Provided material:
.....
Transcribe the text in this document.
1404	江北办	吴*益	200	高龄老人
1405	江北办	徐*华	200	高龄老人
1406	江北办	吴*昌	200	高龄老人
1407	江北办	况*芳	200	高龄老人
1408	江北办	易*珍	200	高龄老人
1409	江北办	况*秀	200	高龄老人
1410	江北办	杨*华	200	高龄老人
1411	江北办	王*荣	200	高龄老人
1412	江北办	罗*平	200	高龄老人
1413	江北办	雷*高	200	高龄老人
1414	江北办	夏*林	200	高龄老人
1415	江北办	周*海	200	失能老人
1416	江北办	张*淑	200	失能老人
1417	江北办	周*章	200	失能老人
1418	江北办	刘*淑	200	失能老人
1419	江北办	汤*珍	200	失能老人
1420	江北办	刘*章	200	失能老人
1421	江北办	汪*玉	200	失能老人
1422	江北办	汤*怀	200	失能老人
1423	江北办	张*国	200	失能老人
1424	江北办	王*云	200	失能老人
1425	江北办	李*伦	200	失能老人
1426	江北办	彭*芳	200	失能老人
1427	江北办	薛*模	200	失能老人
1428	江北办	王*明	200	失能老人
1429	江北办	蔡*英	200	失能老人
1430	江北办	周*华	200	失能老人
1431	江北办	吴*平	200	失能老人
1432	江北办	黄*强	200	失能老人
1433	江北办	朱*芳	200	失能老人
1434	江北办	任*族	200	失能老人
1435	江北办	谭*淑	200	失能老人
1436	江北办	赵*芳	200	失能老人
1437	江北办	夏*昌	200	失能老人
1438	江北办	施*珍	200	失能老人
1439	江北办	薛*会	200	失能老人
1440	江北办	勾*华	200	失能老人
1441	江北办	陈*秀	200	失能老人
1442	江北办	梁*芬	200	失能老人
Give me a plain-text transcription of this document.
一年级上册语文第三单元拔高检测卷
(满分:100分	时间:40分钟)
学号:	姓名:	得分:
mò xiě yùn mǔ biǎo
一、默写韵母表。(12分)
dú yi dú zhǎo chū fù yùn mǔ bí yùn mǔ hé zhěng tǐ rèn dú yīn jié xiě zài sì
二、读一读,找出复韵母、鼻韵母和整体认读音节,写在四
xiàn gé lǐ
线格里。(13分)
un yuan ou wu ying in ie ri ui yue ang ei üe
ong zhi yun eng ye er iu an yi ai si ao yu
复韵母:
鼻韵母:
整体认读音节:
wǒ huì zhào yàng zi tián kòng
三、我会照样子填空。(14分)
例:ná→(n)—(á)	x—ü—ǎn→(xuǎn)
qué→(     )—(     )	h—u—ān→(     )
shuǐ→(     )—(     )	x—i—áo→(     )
.....
Each line above that includes "this" should be shown.

Result below:
Transcribe the text in this document.
Give me a plain-text transcription of this document.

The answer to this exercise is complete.